**EXERCISE REQUIREMENTS**
Copy out the entire passage below on a patient's pyridoxal 5′-phosphate treatment, word for word.

**EXCERPTED PASSAGE**
⁂

Managing him at this dose resulted in heightened susceptibility to seizures or encephalopathic episodes. The maintenance dose has since been increased to 60 mg/kg/day. His parents give an extra 400 mg orally for episodes of encephalopathy, and a rectal dose of PLP (400 mg) is used if the episode does not respond to oral PLP (only used on five occasions during his life).

Increases in the dose of PLP beyond 60 m/kg/day have been associated with transient increases in his transaminase levels above his baseline level (Fig. 2). He has persistent mild hepatosplenomegaly, with evidence of hepatic fibrosis and mild portal hypertension.

Currently he has infrequent episodes of encephalopathy usually triggered by missing a dose of PLP or with illness. At the age of 8 years, he is an academically gifted student in a mainstream school.

Discussion

Vitamin B6 consists of three related pyridine derivatives: pyridoxine, pyridoxamine and pyridoxal and their 5′-phosphate esters. PLP is the active form of vitamin B6. After passive intestinal absorption, vitamin B6 is converted to the phosphorylated derivatives in the liver. Pyridoxine-5′-phosphate (PNP) and pyridoxamine-5′-phosphate (PMP) are oxidised to PLP by PNPO. PLP re-enters the circulation bound to albumin. Delivery of active cofactor to the tissues requires hydrolysis of circulating PLP to pyridoxal. Pyridoxal crosses the blood–brain barrier (and enters other tissues) but then needs to be re-phosphorylated to produce the active cofactor (Clayton 2006).

⁂

**SOURCE DATA**

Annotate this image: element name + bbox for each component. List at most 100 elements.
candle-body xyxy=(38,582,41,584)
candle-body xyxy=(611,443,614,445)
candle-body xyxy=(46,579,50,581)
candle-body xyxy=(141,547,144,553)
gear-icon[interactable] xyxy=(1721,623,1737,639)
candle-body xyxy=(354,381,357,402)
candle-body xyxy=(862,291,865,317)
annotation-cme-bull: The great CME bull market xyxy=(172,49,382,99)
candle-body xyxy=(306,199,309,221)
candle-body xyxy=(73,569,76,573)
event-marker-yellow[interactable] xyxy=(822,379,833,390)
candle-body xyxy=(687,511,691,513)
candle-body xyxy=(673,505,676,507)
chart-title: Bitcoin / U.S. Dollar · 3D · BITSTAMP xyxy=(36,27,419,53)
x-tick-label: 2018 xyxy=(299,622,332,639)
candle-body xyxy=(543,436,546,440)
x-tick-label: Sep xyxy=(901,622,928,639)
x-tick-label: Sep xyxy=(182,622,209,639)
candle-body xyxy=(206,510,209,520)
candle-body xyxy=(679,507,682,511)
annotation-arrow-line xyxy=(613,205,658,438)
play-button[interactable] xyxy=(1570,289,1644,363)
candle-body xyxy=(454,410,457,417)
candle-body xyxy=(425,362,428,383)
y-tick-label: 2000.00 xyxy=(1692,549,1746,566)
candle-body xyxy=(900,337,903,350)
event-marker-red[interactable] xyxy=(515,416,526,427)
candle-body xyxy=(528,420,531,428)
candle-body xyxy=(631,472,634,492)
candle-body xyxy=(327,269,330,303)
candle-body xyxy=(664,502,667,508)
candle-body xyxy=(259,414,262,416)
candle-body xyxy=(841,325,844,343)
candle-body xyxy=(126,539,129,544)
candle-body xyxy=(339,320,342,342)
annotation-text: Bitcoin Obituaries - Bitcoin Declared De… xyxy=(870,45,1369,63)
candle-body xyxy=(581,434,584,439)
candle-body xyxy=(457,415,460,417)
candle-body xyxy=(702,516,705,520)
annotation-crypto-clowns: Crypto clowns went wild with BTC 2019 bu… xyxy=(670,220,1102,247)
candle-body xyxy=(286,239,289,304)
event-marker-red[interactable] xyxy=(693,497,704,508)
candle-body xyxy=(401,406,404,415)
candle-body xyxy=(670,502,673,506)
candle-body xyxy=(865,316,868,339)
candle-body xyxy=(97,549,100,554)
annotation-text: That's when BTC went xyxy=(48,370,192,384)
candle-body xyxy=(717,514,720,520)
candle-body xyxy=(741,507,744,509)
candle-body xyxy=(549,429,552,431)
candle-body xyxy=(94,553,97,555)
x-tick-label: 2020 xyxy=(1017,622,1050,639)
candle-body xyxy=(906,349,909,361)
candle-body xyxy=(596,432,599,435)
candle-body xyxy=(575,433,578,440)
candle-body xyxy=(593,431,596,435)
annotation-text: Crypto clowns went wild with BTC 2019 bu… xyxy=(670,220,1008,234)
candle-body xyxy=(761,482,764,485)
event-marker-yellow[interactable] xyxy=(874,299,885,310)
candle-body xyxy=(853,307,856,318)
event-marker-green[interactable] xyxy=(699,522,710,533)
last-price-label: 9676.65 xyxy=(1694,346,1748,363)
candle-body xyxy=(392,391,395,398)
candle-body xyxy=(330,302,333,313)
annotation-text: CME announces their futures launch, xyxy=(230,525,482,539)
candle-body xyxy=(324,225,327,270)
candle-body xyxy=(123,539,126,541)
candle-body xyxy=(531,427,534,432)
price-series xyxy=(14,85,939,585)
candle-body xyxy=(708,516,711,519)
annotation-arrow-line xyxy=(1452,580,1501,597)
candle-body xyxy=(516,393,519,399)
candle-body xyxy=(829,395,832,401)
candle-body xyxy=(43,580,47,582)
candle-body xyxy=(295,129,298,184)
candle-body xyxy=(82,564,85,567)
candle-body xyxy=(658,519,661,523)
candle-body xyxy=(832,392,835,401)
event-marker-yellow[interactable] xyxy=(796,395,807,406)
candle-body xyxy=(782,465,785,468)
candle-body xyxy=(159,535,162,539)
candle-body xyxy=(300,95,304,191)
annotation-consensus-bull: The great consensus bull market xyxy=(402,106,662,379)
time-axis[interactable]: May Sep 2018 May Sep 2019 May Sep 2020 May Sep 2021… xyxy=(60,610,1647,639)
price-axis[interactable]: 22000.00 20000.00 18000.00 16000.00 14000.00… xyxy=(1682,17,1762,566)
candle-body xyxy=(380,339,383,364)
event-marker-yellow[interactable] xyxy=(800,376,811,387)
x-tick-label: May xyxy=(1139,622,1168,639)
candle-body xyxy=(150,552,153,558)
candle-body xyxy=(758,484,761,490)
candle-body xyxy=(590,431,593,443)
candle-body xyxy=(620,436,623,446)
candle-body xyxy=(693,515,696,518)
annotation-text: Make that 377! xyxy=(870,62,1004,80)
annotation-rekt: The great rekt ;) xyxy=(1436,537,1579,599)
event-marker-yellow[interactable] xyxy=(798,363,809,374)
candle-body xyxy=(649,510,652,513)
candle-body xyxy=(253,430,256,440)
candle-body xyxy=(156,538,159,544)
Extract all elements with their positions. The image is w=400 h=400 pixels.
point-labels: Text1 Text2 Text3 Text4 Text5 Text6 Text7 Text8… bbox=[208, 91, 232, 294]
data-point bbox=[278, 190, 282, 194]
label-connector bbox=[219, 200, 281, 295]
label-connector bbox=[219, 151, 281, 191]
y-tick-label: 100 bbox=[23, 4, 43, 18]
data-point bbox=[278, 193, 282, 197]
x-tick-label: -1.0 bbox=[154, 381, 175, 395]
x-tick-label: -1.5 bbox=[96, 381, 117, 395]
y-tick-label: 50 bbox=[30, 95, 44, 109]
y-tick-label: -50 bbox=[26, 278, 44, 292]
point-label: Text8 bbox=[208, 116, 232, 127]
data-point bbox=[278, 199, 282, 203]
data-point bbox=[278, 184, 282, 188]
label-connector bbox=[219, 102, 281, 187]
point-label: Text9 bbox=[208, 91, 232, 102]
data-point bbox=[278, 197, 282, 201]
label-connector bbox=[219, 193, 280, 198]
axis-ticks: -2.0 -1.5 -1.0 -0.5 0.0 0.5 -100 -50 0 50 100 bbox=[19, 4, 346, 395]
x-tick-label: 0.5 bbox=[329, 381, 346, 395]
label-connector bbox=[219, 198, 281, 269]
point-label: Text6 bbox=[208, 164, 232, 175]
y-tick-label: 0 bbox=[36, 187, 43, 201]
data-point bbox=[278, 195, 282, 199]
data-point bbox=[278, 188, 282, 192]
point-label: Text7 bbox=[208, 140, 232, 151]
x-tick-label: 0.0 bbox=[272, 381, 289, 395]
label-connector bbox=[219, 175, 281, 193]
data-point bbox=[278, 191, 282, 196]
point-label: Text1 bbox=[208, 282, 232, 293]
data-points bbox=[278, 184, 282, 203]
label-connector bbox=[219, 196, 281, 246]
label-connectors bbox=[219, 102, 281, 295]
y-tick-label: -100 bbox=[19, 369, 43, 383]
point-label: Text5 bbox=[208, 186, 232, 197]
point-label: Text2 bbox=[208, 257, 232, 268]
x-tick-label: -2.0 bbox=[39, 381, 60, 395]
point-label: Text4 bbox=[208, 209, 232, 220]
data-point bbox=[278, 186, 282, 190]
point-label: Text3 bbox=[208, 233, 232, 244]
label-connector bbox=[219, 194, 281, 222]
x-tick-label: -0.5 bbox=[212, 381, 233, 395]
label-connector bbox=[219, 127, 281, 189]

⁂

**ANSWER FOR THE TASK**
Managing him at this dose resulted in heightened susceptibility to seizures or encephalopathic episodes. The maintenance dose has since been increased to 60 mg/kg/day. His parents give an extra 400 mg orally for episodes of encephalopathy, and a rectal dose of PLP (400 mg) is used if the episode does not respond to oral PLP (only used on five occasions during his life).

Increases in the dose of PLP beyond 60 m/kg/day have been associated with transient increases in his transaminase levels above his baseline level (Fig. 2). He has persistent mild hepatosplenomegaly, with evidence of hepatic fibrosis and mild portal hypertension.

Currently he has infrequent episodes of encephalopathy usually triggered by missing a dose of PLP or with illness. At the age of 8 years, he is an academically gifted student in a mainstream school.

Discussion

Vitamin B6 consists of three related pyridine derivatives: pyridoxine, pyridoxamine and pyridoxal and their 5′-phosphate esters. PLP is the active form of vitamin B6. After passive intestinal absorption, vitamin B6 is converted to the phosphorylated derivatives in the liver. Pyridoxine-5′-phosphate (PNP) and pyridoxamine-5′-phosphate (PMP) are oxidised to PLP by PNPO. PLP re-enters the circulation bound to albumin. Delivery of active cofactor to the tissues requires hydrolysis of circulating PLP to pyridoxal. Pyridoxal crosses the blood–brain barrier (and enters other tissues) but then needs to be re-phosphorylated to produce the active cofactor (Clayton 2006).